_Testo di riferimento:_
# # # #

Poi il programma cambia direzione, infila le pretese dei dintorni, delle località del turismo interno: le famigerate città meravigliose, Santa Lucia, Valle de Angeles e Cantarranas. Domani ho il bus alle cinque del mattino, lo sai Kerim? Il che vuol dire sveglia alle quattro, ansia nella hall deserta, uscire e rientrare dalle porte automatiche, cercare l’ufficio della Pullmantur, aspettare che si svegli il receptionist del turno di notte, mettersi in coda dietro agli anziani arrivati prima, sentire le storie di chi non può viaggiare perché ha dimenticato il passaporto.
Ecco, la prima città salta, perché c’è coda sulla strada, la faremo al ritorno, al ritorno faremo tutt’altra strada. Adesso vado a vedere in rete cosa ho perso. Però! E per la seconda dobbiamo rimanere incolonnati per quarantacinque minuti, mentre gli operai fanno passare a turno, del resto l’asfalto è franato e il traffico importante in questa domenica di relax. Kerim? Lo sai che domani mi aspetta il viaggio all’inverso, da Tegucigalpa fino a San Salvador? Come puoi immaginare anche tu, non sarà mai più la stessa cosa. Alla frontiera nemmeno vorranno più i miei dollari. E in quella birreria non sapranno che non sono un expat. Il gin tonic farà schifo, hai ragione. Ma ora non pensare di salvarti, dalle mie domande, tra le stradine in pavé di Valle de Angeles, quando uno scroscio di pioggia ci trascina al piano alto del ristorante popolare per divorare la vostra versione, meno asciutta te lo concedo, delle mie amate pupusas.

# # # #

_Materiale fornito:_
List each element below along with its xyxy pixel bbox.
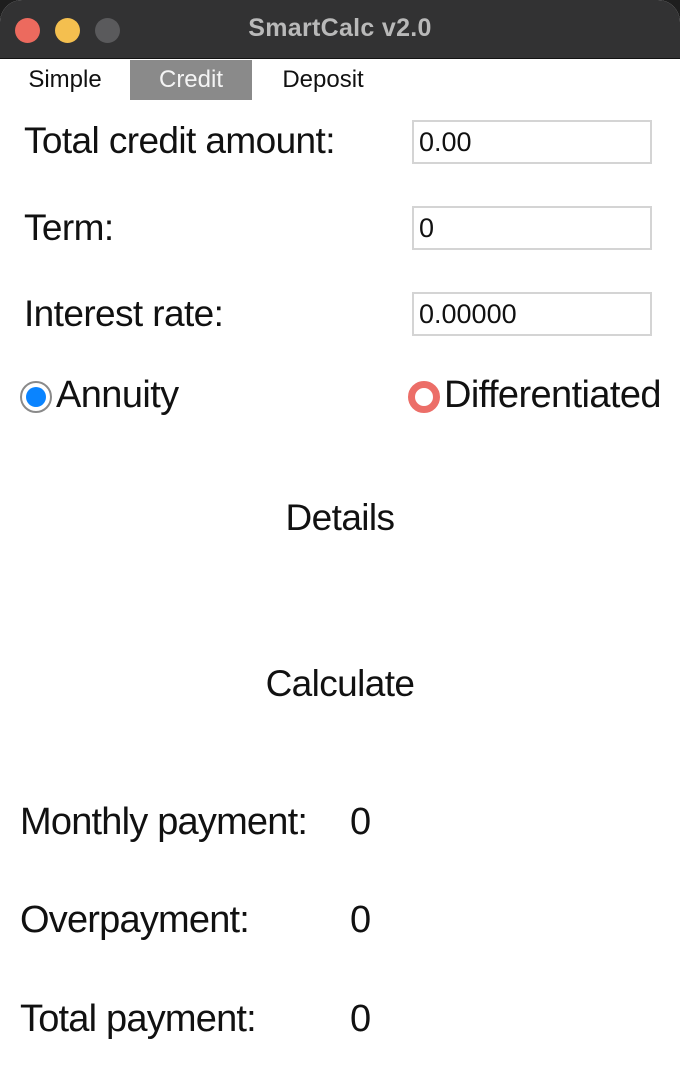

# # # #

_Indicazioni di lavoro:_
1. Secondo il testo, a che ora parte il bus del giorno dopo?
2. Elenca le località del turismo interno che il testo chiama «città meravigliose».
3. Stabilisci se le affermazioni seguenti concordano con il testo e cita le parole che lo dimostrano.
(a) La prima città viene saltata a causa della coda sulla strada.
(b) Il viaggio del giorno dopo va da San Salvador a Tegucigalpa.
(c) L'asfalto della strada è franato.

_Risposte attese:_
1. Alle cinque del mattino.

2. Santa Lucia, Valle de Angeles, Cantarranas.

3.
(a) Sì: «la prima città salta, perché c’è coda sulla strada».
(b) No: «da Tegucigalpa fino a San Salvador».
(c) Sì: «l’asfalto è franato».